| Goal |
Report all lines holding "prompt".
==========
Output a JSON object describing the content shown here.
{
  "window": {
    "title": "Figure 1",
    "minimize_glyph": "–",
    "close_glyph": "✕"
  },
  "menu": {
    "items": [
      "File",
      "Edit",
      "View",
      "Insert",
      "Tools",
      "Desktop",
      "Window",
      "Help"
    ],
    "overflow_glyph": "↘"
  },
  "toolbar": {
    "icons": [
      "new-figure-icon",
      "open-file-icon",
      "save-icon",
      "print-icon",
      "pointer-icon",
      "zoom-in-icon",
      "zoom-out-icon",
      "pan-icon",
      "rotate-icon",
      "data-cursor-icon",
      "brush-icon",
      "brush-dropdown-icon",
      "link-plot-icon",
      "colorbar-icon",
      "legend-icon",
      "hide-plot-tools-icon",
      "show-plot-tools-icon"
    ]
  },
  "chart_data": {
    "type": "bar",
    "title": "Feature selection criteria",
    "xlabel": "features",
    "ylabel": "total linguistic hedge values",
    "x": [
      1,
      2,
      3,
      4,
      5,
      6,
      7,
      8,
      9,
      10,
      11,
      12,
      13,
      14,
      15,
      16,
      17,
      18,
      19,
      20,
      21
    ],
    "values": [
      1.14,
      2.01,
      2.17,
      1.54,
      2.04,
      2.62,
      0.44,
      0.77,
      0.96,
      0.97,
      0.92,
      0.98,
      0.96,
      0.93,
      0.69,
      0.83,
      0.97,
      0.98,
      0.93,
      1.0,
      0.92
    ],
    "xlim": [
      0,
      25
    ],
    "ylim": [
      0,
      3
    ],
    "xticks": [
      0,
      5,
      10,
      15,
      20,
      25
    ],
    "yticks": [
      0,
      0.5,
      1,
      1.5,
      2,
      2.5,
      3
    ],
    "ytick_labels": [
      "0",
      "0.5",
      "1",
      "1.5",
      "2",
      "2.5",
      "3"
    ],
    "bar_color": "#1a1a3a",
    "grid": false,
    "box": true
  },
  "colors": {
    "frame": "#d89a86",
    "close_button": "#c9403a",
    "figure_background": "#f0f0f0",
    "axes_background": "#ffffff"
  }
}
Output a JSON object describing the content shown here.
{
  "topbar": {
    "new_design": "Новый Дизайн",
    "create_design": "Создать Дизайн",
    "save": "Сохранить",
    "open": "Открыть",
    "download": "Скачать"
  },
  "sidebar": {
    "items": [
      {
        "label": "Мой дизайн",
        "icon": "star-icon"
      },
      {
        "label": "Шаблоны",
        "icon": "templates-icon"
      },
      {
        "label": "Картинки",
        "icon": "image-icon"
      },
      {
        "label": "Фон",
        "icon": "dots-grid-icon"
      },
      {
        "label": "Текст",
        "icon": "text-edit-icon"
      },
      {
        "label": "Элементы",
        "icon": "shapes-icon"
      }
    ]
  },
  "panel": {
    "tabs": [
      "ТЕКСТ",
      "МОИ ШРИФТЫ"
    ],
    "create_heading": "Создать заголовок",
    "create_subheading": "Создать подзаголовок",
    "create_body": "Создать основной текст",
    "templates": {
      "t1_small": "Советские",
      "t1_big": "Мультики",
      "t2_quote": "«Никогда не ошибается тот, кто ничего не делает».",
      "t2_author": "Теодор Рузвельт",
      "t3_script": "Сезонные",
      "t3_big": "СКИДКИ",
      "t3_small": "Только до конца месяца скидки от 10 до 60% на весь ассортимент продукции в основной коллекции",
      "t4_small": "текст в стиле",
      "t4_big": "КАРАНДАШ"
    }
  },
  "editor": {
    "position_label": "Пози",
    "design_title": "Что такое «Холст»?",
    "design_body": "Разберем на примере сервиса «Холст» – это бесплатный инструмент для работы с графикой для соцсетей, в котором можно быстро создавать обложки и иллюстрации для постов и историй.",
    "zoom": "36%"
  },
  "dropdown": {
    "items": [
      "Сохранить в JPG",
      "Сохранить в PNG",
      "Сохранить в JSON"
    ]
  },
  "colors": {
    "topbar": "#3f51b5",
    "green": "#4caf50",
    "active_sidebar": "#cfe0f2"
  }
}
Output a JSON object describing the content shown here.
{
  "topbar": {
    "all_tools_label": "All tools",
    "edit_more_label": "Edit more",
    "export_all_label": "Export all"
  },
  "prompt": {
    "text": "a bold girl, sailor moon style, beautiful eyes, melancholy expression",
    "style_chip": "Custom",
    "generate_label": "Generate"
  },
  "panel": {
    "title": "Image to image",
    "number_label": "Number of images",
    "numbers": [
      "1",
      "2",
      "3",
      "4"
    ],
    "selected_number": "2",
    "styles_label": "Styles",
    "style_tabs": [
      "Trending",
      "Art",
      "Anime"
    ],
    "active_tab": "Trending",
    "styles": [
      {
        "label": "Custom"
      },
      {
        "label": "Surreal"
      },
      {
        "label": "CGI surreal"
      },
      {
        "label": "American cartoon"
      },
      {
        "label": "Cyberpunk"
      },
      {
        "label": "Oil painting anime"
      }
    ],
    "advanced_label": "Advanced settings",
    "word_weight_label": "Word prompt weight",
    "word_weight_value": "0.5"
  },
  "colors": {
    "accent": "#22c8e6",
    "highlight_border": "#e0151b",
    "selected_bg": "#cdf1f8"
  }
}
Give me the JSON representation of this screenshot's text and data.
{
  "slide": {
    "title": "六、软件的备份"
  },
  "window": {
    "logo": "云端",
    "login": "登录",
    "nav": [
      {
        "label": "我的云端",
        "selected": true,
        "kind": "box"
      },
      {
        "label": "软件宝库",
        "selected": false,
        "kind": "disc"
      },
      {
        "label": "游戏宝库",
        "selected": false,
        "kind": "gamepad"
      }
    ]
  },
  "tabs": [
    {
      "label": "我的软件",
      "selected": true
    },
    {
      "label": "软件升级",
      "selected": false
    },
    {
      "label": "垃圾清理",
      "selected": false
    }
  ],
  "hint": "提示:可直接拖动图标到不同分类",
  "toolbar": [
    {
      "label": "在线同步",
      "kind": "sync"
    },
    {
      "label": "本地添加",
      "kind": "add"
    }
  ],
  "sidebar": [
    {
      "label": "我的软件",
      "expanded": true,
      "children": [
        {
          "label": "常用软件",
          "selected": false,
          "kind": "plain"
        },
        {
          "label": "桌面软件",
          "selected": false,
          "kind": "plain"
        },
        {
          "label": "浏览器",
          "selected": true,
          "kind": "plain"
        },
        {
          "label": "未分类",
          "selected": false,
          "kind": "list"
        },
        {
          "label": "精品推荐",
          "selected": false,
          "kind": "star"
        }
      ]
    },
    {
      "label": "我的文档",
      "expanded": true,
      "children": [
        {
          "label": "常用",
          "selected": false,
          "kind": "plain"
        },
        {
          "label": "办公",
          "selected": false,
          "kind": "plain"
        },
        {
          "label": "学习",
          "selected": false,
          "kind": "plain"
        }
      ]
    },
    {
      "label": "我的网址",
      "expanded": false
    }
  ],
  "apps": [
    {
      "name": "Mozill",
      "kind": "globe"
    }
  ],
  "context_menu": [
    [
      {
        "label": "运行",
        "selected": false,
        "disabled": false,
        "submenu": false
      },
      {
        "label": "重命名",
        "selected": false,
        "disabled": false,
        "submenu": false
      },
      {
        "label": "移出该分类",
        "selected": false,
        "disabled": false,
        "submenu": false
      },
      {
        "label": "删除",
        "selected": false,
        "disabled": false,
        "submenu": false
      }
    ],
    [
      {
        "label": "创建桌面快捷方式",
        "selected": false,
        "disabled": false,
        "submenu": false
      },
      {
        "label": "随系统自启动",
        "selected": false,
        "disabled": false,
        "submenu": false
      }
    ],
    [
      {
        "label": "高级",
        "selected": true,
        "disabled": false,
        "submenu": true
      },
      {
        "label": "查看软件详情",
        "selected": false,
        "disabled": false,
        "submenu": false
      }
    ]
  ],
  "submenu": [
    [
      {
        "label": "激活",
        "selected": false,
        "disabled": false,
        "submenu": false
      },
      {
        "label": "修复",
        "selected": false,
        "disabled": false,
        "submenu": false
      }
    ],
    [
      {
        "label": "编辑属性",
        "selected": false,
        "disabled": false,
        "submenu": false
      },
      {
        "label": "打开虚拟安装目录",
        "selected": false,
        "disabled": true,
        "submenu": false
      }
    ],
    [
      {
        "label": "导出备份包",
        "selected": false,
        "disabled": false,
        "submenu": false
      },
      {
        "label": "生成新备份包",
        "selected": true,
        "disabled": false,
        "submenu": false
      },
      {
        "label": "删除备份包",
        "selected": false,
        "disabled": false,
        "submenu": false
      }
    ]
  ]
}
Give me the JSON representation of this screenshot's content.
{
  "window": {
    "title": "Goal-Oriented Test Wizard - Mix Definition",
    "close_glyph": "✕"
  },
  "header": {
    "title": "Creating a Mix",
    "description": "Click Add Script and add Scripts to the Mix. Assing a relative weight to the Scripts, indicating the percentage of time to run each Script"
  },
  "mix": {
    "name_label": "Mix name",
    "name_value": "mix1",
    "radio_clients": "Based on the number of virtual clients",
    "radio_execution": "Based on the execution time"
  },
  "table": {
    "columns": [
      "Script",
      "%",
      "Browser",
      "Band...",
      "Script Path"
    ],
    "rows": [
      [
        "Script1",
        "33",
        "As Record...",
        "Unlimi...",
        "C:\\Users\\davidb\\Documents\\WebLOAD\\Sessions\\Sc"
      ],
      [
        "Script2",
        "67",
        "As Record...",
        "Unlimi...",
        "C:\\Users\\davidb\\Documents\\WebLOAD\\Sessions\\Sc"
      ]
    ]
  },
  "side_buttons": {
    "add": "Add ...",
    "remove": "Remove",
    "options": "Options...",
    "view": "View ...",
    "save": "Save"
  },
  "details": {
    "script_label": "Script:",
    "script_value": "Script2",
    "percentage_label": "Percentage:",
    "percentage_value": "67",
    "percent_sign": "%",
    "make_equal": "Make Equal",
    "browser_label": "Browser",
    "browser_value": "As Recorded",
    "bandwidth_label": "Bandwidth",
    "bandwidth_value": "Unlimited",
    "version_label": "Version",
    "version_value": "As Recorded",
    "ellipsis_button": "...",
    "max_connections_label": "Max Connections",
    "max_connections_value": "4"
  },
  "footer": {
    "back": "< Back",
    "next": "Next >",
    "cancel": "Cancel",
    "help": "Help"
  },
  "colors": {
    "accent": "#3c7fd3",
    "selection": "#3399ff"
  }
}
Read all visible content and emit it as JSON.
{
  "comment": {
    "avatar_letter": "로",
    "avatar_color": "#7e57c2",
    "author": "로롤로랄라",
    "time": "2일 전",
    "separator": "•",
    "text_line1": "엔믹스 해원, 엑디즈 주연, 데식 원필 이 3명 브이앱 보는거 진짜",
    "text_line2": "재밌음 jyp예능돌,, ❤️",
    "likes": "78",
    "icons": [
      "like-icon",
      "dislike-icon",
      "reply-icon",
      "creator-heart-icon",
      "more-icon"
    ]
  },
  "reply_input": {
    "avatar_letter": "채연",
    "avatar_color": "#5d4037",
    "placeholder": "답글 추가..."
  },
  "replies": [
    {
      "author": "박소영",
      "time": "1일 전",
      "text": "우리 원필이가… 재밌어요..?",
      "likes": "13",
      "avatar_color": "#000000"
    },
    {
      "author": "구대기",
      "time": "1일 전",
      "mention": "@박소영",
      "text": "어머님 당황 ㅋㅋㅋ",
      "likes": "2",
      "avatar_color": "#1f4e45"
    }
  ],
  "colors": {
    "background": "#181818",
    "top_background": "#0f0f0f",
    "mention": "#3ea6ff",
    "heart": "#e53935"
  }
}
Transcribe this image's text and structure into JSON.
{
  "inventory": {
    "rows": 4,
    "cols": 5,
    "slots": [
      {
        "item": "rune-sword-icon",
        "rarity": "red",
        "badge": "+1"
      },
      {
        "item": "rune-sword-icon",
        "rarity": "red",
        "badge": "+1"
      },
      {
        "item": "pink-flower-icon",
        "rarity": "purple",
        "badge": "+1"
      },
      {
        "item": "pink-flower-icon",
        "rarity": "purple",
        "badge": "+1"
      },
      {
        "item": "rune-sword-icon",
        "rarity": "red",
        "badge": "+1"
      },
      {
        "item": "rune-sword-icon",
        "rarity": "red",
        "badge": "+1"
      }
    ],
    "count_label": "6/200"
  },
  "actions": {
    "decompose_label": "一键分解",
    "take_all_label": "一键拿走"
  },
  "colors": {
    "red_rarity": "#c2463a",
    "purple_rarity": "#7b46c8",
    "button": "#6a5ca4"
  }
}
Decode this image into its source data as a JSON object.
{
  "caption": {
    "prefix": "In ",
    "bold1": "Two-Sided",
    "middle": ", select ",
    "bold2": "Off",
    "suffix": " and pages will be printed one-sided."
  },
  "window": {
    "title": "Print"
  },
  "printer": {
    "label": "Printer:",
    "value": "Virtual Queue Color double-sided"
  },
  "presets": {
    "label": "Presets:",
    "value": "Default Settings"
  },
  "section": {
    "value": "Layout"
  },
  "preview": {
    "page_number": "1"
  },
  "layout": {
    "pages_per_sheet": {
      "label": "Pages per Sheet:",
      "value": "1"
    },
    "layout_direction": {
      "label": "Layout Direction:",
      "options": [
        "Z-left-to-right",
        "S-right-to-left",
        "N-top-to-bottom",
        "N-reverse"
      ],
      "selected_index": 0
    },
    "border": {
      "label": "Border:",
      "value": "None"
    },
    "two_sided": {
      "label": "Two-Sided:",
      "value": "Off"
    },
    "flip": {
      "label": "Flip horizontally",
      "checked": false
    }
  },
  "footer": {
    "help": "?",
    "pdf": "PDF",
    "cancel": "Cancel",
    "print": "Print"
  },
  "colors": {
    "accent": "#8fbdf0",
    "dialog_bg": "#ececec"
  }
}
==========
| Final answer |
  "prompt": {
    "word_weight_label": "Word prompt weight",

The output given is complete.